[START RECORDS FOR THIS TASK]
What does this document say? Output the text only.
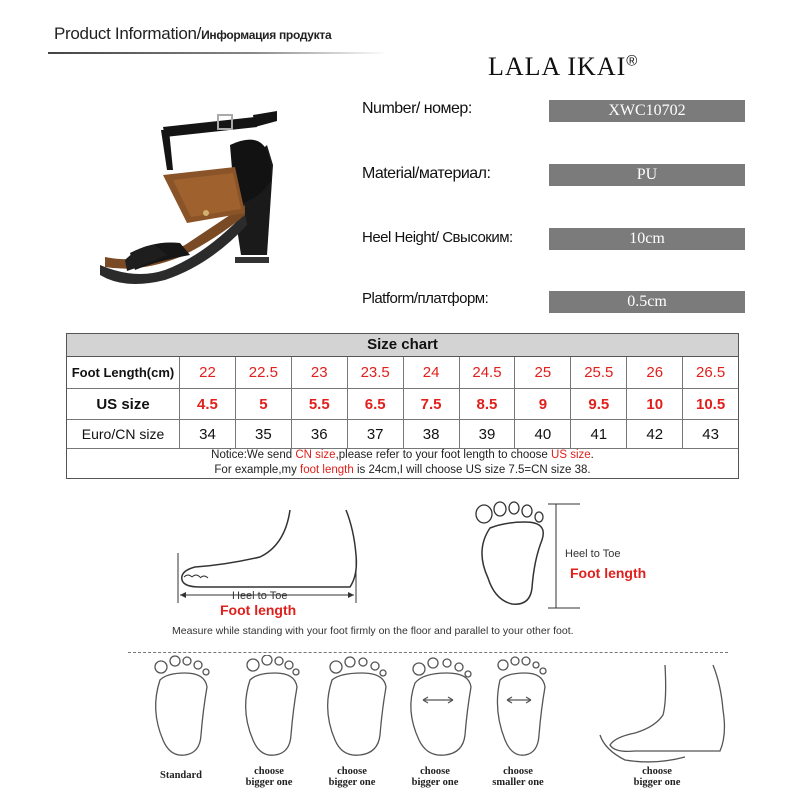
Product Information/Информация продукта
LALA IKAI®
Number/ номер:	XWC10702
Material/материал:	PU
Heel Height/ Свысоким:	10cm
Platform/платформ:	0.5cm
Size chart
Foot Length(cm)	22	22.5	23	23.5	24	24.5	25	25.5	26	26.5
US size	4.5	5	5.5	6.5	7.5	8.5	9	9.5	10	10.5
Euro/CN size	34	35	36	37	38	39	40	41	42	43
Notice:We send CN size,please refer to your foot length to choose US size.
For example,my foot length is 24cm,I will choose US size 7.5=CN size 38.
Heel to Toe
Foot length
Heel to Toe
Foot length
Measure while standing with your foot firmly on the floor and parallel to your other foot.
Standard	choose
bigger one
choose
bigger one
choose
bigger one
choose
smaller one
choose
bigger one
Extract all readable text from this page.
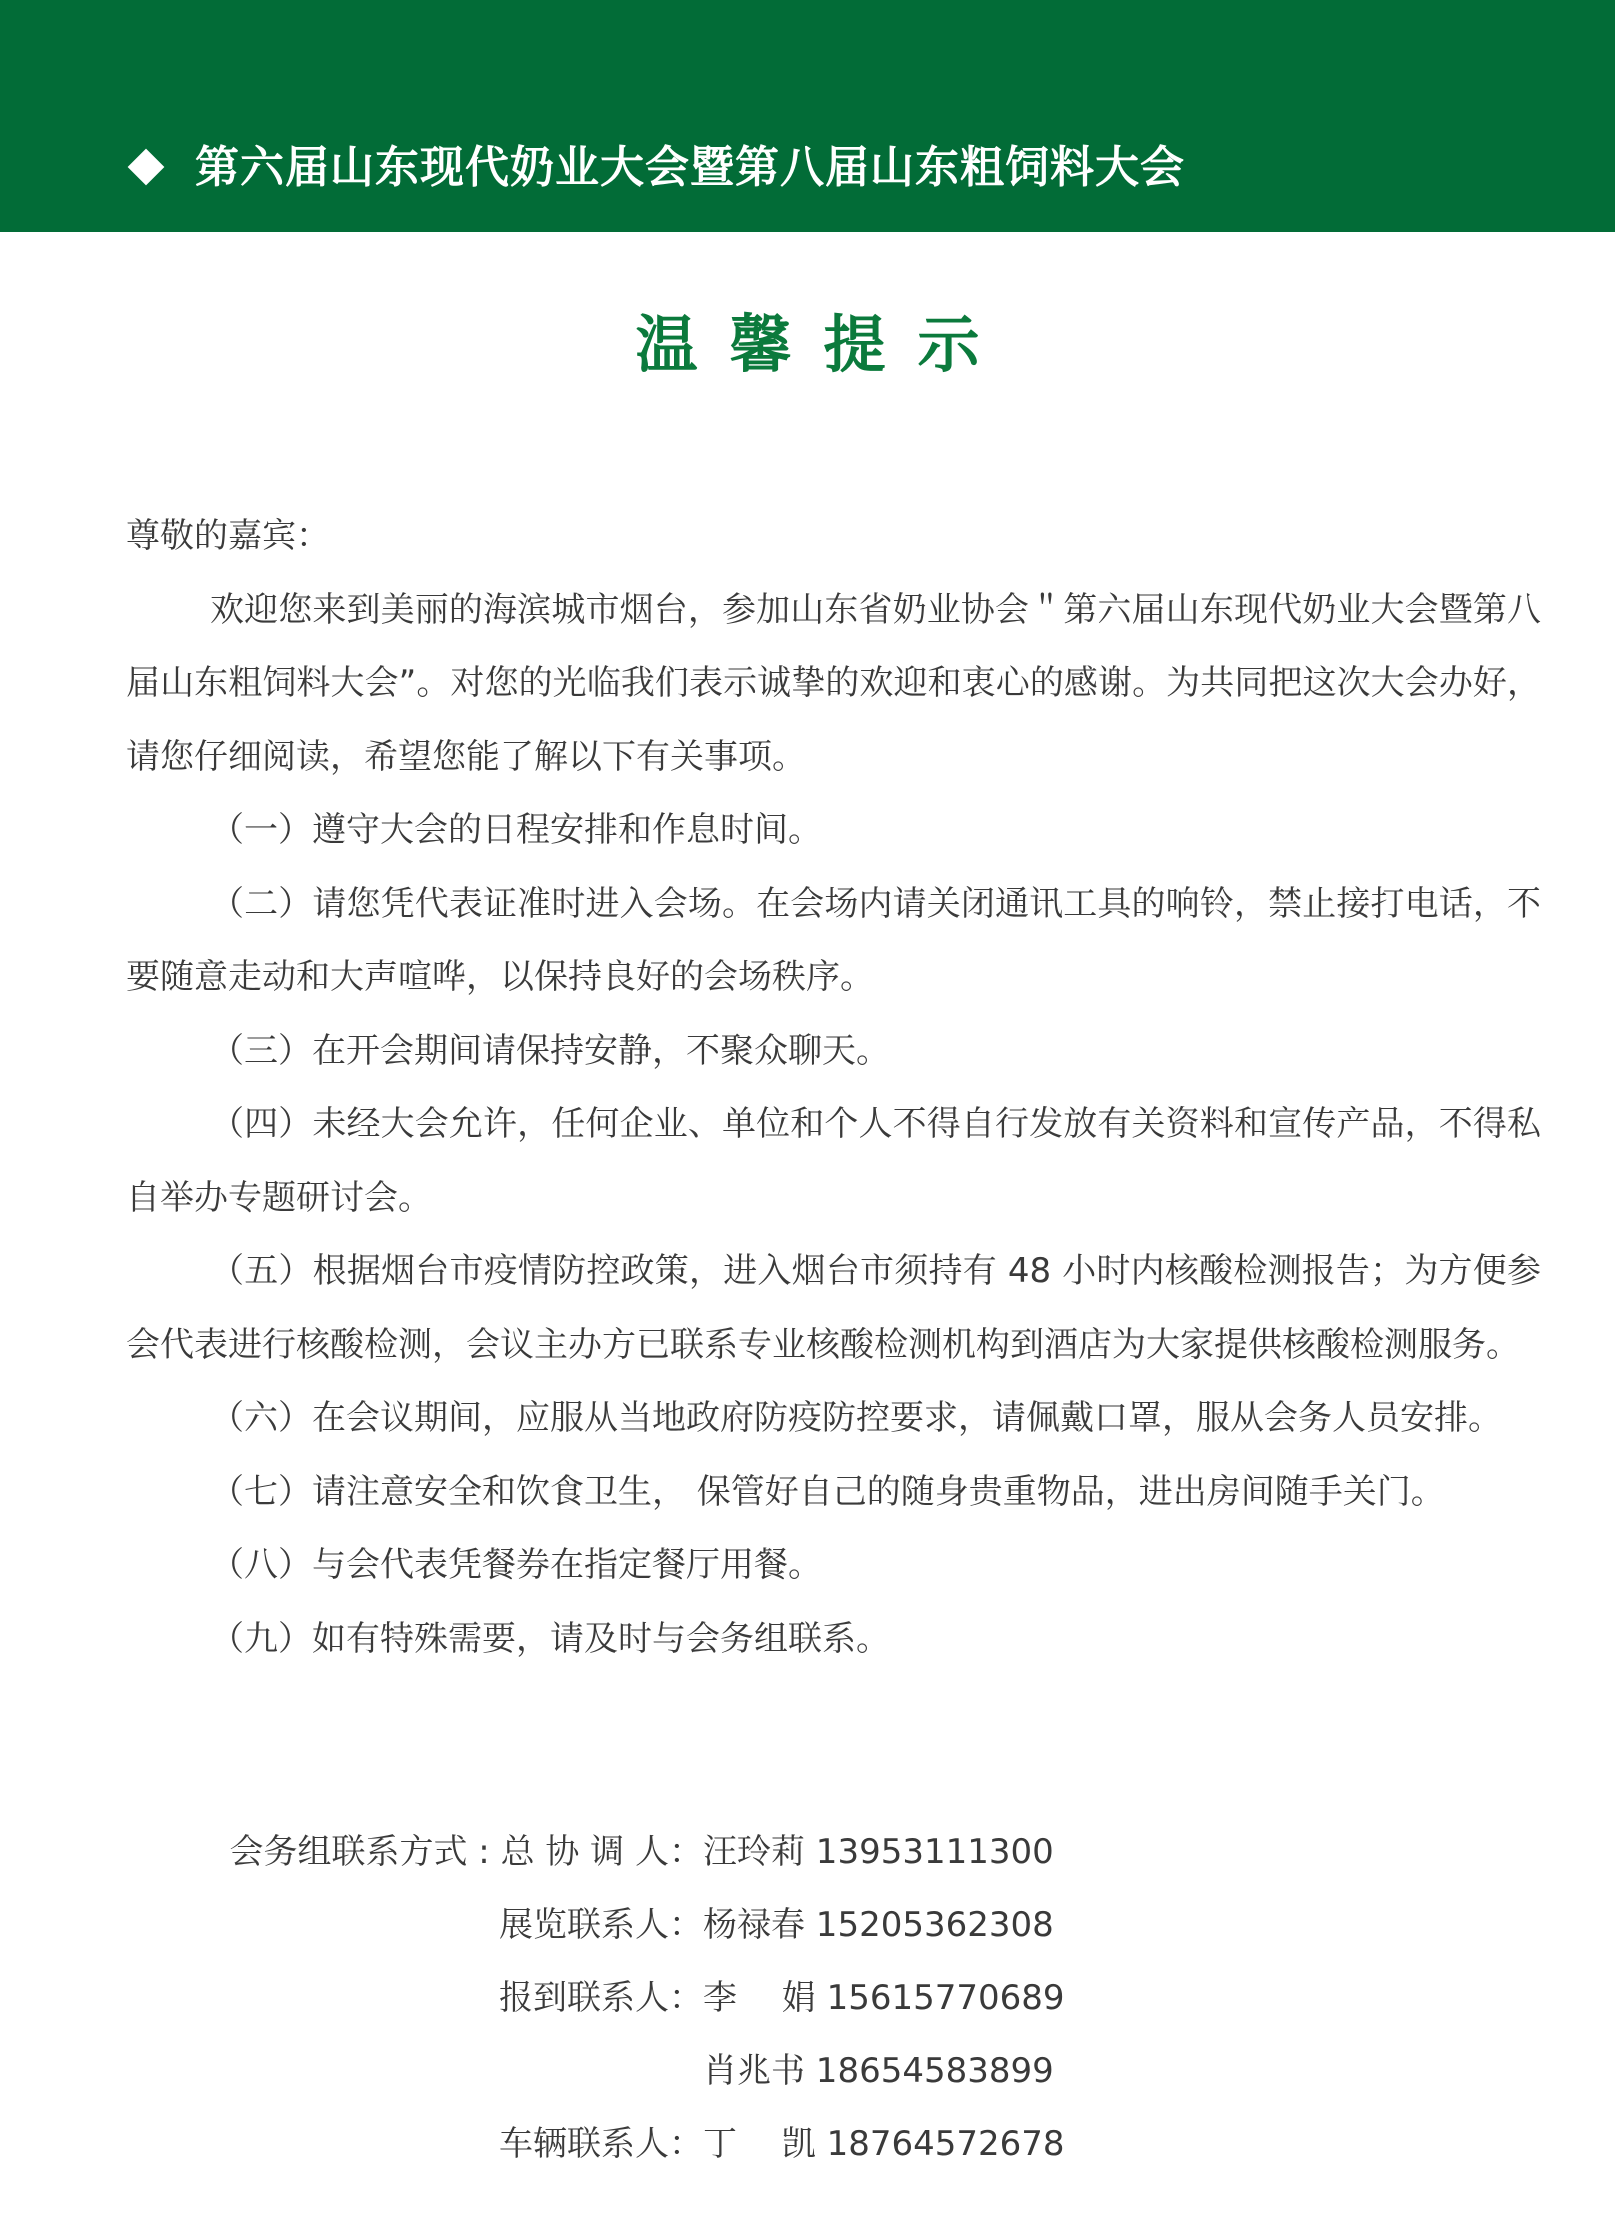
第六届山东现代奶业大会暨第八届山东粗饲料大会
温馨提示

尊敬的嘉宾：

欢迎您来到美丽的海滨城市烟台，参加山东省奶业协会＂第六届山东现代奶业大会暨第八届山东粗饲料大会”。对您的光临我们表示诚挚的欢迎和衷心的感谢。为共同把这次大会办好，请您仔细阅读，希望您能了解以下有关事项。

（一）遵守大会的日程安排和作息时间。

（二）请您凭代表证准时进入会场。在会场内请关闭通讯工具的响铃，禁止接打电话，不要随意走动和大声喧哗，以保持良好的会场秩序。

（三）在开会期间请保持安静，不聚众聊天。

（四）未经大会允许，任何企业、单位和个人不得自行发放有关资料和宣传产品，不得私自举办专题研讨会。

（五）根据烟台市疫情防控政策，进入烟台市须持有 48 小时内核酸检测报告；为方便参会代表进行核酸检测，会议主办方已联系专业核酸检测机构到酒店为大家提供核酸检测服务。

（六）在会议期间，应服从当地政府防疫防控要求，请佩戴口罩，服从会务人员安排。

（七）请注意安全和饮食卫生， 保管好自己的随身贵重物品，进出房间随手关门。

（八）与会代表凭餐券在指定餐厅用餐。

（九）如有特殊需要，请及时与会务组联系。

会务组联系方式 : 总 协 调 人： 汪玲莉 13953111300
展览联系人： 杨禄春 15205362308
报到联系人： 李　 娟 15615770689
肖兆书 18654583899
车辆联系人： 丁　 凯 18764572678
[END RECORDS FOR THIS TASK]
• **YOUR TASK**:
In the data above, find the line with "Extract all readable text from this page." and repeat it and every line after it through the end, exactly; leave the pictures out.

• **SOLUTION FOR THIS PROBLEM**:
Extract all readable text from this page.
第六届山东现代奶业大会暨第八届山东粗饲料大会
温馨提示

尊敬的嘉宾：

欢迎您来到美丽的海滨城市烟台，参加山东省奶业协会＂第六届山东现代奶业大会暨第八届山东粗饲料大会”。对您的光临我们表示诚挚的欢迎和衷心的感谢。为共同把这次大会办好，请您仔细阅读，希望您能了解以下有关事项。

（一）遵守大会的日程安排和作息时间。

（二）请您凭代表证准时进入会场。在会场内请关闭通讯工具的响铃，禁止接打电话，不要随意走动和大声喧哗，以保持良好的会场秩序。

（三）在开会期间请保持安静，不聚众聊天。

（四）未经大会允许，任何企业、单位和个人不得自行发放有关资料和宣传产品，不得私自举办专题研讨会。

（五）根据烟台市疫情防控政策，进入烟台市须持有 48 小时内核酸检测报告；为方便参会代表进行核酸检测，会议主办方已联系专业核酸检测机构到酒店为大家提供核酸检测服务。

（六）在会议期间，应服从当地政府防疫防控要求，请佩戴口罩，服从会务人员安排。

（七）请注意安全和饮食卫生， 保管好自己的随身贵重物品，进出房间随手关门。

（八）与会代表凭餐券在指定餐厅用餐。

（九）如有特殊需要，请及时与会务组联系。

会务组联系方式 : 总 协 调 人： 汪玲莉 13953111300
展览联系人： 杨禄春 15205362308
报到联系人： 李　 娟 15615770689
肖兆书 18654583899
车辆联系人： 丁　 凯 18764572678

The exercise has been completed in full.